* [WORK INSTRUCTIONS]:
Write out the post on version numbers word for word, starting with "The inception of" and going on through "about version numbers.".

* [EXTRACT PROVIDED]:
::::::

|Mike B. Allen in news:comp.unix.programmer am 30.1.2002|
(Über Versionsnummern und einfache Sicherung)
The inception of a project is likely just a handfull of source files. Just create a directory like 'crap' and get coding. Get your ideas out of your brain and don't worry about version numbers.
When you have something worth working on create a new project directory like foo-0.0.1. Notice the format here is name-maj.min.rev where name is the name of the project or program, maj is the major number, min is the minor version number and rev is the revision. I advise against using foo_0.1 or foo-156 or other fandangled permutations. Of course the code is really what matters but this is by far the convention of choice used by developers. Note, the major number should only change when the project has undergone significant changes like a total rewrite or API changes. The minor number should be incremented whenever you break binary compatibilty. This is important to versioning of dlls. If you only change the rev (like when you make a little update), you don't have to worry about recompiling code that uses your dll. (actually I could be a little wrong about this but I'm sure someone will correct me :).

::::::

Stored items
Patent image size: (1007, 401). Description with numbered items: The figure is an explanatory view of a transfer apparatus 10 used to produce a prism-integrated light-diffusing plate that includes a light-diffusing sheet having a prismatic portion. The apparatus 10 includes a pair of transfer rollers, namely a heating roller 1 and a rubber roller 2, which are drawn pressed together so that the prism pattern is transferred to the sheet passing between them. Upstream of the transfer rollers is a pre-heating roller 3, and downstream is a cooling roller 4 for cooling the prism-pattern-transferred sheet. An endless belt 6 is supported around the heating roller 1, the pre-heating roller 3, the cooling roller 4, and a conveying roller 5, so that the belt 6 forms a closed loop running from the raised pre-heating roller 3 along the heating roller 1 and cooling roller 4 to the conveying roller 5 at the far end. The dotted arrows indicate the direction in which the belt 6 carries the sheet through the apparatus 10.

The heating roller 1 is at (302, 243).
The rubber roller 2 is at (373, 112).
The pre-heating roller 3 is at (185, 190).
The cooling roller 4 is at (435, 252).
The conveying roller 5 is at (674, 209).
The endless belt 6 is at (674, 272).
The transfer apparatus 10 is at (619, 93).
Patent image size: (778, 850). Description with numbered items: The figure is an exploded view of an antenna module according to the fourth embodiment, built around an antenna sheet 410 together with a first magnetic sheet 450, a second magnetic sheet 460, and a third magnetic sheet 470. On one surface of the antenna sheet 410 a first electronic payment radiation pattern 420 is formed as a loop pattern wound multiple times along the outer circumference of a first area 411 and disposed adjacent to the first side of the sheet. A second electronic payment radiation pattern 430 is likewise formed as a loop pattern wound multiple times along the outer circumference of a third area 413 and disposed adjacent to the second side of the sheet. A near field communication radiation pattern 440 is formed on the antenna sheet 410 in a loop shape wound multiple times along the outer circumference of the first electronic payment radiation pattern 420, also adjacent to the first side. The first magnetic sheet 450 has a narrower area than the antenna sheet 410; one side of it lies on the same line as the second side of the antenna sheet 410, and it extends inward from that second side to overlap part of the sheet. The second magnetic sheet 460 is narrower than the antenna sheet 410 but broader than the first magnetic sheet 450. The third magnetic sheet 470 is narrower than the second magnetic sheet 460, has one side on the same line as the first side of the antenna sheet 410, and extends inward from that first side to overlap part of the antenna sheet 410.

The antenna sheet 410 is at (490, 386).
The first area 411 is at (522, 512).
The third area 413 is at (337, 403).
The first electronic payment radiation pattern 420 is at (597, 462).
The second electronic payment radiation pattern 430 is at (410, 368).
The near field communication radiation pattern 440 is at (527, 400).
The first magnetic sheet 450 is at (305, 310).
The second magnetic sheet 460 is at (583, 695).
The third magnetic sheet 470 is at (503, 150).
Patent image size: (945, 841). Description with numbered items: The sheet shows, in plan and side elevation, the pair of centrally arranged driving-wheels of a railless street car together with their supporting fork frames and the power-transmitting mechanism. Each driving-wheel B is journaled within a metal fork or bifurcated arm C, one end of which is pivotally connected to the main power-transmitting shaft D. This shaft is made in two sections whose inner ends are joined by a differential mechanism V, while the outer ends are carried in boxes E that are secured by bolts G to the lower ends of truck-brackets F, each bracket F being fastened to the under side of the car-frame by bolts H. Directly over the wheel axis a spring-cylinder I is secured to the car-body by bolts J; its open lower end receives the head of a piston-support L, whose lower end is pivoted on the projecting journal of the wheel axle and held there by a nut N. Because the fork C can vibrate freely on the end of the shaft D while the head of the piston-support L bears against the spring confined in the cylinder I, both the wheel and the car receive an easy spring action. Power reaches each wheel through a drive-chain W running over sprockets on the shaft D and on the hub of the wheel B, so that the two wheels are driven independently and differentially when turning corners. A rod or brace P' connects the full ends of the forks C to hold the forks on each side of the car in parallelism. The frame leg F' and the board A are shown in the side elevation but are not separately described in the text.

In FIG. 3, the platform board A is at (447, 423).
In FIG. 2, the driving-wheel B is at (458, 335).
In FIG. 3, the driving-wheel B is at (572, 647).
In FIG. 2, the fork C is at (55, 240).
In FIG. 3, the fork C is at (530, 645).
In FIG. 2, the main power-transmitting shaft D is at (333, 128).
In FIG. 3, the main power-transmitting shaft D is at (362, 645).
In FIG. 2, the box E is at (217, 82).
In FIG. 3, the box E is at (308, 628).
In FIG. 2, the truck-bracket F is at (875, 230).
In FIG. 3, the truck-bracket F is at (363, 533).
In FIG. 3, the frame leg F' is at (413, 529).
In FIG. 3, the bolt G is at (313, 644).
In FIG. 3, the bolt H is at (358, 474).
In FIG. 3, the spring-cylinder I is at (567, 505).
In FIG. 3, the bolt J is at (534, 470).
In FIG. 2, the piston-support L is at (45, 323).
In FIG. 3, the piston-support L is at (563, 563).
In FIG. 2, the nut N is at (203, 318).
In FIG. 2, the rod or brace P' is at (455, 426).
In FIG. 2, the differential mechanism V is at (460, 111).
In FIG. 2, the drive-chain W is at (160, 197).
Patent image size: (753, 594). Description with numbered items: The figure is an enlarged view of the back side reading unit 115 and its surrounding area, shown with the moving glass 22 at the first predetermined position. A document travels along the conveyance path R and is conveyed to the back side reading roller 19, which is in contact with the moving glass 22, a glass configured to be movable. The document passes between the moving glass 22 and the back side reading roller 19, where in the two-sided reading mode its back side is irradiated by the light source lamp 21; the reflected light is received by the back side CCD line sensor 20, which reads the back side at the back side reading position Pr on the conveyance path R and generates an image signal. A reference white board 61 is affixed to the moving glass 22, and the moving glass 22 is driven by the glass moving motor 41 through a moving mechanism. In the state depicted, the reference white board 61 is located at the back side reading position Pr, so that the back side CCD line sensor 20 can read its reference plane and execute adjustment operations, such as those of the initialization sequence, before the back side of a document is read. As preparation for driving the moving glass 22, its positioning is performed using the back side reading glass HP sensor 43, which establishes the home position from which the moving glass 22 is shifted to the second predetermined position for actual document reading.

::::::

* [EXPECTED ANSWER]:
The inception of a project is likely just a handfull of source files. Just create a directory like 'crap' and get coding. Get your ideas out of your brain and don't worry about version numbers.